◆ Directions for this task:
Extract all of the entries and give them again, word for word.

◆ Data listing:
================================

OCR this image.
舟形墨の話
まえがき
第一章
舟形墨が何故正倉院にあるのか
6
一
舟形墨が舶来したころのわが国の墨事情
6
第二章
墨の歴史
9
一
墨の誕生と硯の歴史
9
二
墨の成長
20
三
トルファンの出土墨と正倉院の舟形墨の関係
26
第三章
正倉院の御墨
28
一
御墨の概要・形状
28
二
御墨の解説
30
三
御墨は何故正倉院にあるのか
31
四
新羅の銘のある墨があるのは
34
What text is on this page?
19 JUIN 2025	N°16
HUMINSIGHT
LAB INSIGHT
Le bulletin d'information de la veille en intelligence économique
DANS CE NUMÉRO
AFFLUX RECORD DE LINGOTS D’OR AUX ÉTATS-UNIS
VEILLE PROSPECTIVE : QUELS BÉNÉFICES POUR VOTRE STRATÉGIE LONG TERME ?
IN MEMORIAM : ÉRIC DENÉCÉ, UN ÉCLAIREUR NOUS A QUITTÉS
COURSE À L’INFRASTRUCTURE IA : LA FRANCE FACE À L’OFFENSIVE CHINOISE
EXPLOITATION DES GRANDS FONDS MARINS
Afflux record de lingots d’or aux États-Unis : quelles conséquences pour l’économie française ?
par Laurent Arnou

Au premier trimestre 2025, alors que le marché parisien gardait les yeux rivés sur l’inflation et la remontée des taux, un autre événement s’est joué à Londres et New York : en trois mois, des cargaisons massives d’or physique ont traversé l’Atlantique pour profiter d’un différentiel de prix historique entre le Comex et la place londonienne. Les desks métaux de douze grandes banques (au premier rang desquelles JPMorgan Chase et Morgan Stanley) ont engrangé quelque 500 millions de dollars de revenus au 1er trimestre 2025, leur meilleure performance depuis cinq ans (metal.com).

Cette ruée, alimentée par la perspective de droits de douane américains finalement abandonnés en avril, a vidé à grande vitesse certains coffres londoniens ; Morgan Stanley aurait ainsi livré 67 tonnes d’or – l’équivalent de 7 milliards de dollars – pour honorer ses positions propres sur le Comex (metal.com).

================================

◆ Task output:
OCR this image.
舟形墨の話
まえがき
第一章
舟形墨が何故正倉院にあるのか
6
一
舟形墨が舶来したころのわが国の墨事情
6
第二章
墨の歴史
9
一
墨の誕生と硯の歴史
9
二
墨の成長
20
三
トルファンの出土墨と正倉院の舟形墨の関係
26
第三章
正倉院の御墨
28
一
御墨の概要・形状
28
二
御墨の解説
30
三
御墨は何故正倉院にあるのか
31
四
新羅の銘のある墨があるのは
34
What text is on this page?
19 JUIN 2025	N°16
HUMINSIGHT
LAB INSIGHT
Le bulletin d'information de la veille en intelligence économique
DANS CE NUMÉRO
AFFLUX RECORD DE LINGOTS D’OR AUX ÉTATS-UNIS
VEILLE PROSPECTIVE : QUELS BÉNÉFICES POUR VOTRE STRATÉGIE LONG TERME ?
IN MEMORIAM : ÉRIC DENÉCÉ, UN ÉCLAIREUR NOUS A QUITTÉS
COURSE À L’INFRASTRUCTURE IA : LA FRANCE FACE À L’OFFENSIVE CHINOISE
EXPLOITATION DES GRANDS FONDS MARINS
Afflux record de lingots d’or aux États-Unis : quelles conséquences pour l’économie française ?
par Laurent Arnou

Au premier trimestre 2025, alors que le marché parisien gardait les yeux rivés sur l’inflation et la remontée des taux, un autre événement s’est joué à Londres et New York : en trois mois, des cargaisons massives d’or physique ont traversé l’Atlantique pour profiter d’un différentiel de prix historique entre le Comex et la place londonienne. Les desks métaux de douze grandes banques (au premier rang desquelles JPMorgan Chase et Morgan Stanley) ont engrangé quelque 500 millions de dollars de revenus au 1er trimestre 2025, leur meilleure performance depuis cinq ans (metal.com).

Cette ruée, alimentée par la perspective de droits de douane américains finalement abandonnés en avril, a vidé à grande vitesse certains coffres londoniens ; Morgan Stanley aurait ainsi livré 67 tonnes d’or – l’équivalent de 7 milliards de dollars – pour honorer ses positions propres sur le Comex (metal.com).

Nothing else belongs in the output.